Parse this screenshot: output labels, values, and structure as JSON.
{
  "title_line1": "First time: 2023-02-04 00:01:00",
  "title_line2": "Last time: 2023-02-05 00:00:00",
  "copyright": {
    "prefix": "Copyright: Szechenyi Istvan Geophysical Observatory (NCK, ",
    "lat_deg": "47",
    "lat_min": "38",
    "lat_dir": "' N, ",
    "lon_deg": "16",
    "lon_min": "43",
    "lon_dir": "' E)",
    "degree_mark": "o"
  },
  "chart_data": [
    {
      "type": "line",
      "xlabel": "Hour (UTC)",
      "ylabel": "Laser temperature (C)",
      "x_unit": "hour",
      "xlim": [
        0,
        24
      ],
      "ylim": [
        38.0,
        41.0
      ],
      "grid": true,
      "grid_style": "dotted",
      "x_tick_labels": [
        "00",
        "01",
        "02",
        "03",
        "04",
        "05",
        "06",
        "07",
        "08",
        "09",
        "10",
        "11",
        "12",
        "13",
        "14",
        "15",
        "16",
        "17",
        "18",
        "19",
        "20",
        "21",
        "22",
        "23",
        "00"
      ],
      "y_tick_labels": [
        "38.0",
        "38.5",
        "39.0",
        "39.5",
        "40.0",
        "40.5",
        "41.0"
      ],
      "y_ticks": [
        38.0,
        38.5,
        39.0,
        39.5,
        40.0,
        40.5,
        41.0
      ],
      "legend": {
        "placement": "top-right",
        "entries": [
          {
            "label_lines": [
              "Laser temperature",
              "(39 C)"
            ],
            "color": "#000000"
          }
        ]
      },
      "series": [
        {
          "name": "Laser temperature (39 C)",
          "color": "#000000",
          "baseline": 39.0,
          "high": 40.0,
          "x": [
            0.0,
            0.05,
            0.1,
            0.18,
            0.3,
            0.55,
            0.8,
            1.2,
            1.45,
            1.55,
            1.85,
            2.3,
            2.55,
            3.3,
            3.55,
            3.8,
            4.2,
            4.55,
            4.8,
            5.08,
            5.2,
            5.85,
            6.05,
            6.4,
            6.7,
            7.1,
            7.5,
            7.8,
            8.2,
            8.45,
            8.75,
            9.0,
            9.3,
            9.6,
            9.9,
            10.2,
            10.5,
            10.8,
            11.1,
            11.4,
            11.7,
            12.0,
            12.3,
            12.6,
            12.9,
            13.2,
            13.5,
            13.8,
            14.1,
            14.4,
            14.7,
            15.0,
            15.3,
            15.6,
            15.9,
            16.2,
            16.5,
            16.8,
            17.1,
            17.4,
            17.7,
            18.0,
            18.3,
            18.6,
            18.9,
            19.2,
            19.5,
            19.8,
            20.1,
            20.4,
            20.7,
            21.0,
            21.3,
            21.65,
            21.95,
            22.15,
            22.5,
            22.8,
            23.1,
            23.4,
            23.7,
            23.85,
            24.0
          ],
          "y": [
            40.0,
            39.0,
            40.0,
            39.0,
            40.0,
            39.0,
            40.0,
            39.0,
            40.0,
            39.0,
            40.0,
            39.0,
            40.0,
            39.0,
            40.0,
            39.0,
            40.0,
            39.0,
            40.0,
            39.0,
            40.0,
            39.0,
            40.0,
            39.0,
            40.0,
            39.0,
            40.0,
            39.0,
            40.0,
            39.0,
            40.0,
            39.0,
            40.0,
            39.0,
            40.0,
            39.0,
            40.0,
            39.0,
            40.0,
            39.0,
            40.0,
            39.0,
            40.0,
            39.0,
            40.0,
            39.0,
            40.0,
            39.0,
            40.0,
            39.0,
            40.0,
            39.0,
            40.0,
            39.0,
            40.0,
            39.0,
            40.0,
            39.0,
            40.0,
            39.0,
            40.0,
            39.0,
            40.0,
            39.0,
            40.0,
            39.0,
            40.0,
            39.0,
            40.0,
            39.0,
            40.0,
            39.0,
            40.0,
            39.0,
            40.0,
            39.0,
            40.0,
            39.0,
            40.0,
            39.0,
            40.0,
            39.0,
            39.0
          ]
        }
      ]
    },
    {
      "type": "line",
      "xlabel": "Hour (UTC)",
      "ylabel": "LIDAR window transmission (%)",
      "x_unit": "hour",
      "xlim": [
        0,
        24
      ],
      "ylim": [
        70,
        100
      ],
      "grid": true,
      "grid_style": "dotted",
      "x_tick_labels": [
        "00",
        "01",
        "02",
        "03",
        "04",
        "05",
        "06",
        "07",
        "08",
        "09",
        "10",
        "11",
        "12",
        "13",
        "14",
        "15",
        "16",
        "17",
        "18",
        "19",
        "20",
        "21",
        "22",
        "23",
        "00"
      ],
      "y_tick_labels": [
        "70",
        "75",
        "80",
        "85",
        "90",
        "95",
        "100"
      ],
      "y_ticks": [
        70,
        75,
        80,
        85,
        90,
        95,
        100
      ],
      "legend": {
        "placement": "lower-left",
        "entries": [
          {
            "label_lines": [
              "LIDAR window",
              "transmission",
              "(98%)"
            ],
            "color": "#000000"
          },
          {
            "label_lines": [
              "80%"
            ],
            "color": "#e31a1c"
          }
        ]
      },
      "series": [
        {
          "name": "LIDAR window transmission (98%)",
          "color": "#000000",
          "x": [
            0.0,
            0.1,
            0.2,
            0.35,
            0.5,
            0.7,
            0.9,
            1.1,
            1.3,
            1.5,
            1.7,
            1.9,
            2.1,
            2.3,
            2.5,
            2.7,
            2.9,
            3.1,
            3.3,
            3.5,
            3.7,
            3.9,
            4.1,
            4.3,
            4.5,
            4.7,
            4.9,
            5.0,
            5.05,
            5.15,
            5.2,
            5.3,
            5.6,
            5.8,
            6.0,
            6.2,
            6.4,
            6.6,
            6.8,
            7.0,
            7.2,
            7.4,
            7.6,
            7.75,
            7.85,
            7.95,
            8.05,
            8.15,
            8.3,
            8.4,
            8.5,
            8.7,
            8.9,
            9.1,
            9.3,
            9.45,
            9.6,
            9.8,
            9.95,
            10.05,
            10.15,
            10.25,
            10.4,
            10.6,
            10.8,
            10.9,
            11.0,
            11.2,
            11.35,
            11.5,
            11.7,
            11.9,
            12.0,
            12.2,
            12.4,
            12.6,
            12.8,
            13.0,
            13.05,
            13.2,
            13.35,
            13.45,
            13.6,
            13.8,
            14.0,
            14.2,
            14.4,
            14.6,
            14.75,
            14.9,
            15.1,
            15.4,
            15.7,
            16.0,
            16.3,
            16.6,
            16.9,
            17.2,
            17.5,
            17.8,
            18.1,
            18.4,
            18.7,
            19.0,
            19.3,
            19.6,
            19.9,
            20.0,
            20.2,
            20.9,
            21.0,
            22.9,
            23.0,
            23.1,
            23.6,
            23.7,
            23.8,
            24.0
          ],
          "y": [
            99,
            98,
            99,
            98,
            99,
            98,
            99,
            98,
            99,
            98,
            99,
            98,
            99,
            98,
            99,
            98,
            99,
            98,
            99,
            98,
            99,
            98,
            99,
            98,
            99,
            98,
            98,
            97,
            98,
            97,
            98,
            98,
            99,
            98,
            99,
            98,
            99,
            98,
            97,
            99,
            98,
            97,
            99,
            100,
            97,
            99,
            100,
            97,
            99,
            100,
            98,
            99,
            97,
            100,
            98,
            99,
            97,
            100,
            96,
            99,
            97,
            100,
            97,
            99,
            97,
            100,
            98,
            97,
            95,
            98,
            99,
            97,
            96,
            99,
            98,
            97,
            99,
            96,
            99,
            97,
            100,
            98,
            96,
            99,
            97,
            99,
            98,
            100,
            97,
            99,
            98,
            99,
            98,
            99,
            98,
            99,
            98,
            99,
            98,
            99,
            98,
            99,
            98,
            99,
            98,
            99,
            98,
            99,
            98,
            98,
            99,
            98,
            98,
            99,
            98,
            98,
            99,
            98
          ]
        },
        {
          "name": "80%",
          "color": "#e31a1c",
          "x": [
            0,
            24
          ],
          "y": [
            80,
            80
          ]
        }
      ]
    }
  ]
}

****************

Using the listing above, show each line holding the string "LIDAR".

> _The output_
      "ylabel": "LIDAR window transmission (%)",
              "LIDAR window",
          "name": "LIDAR window transmission (98%)",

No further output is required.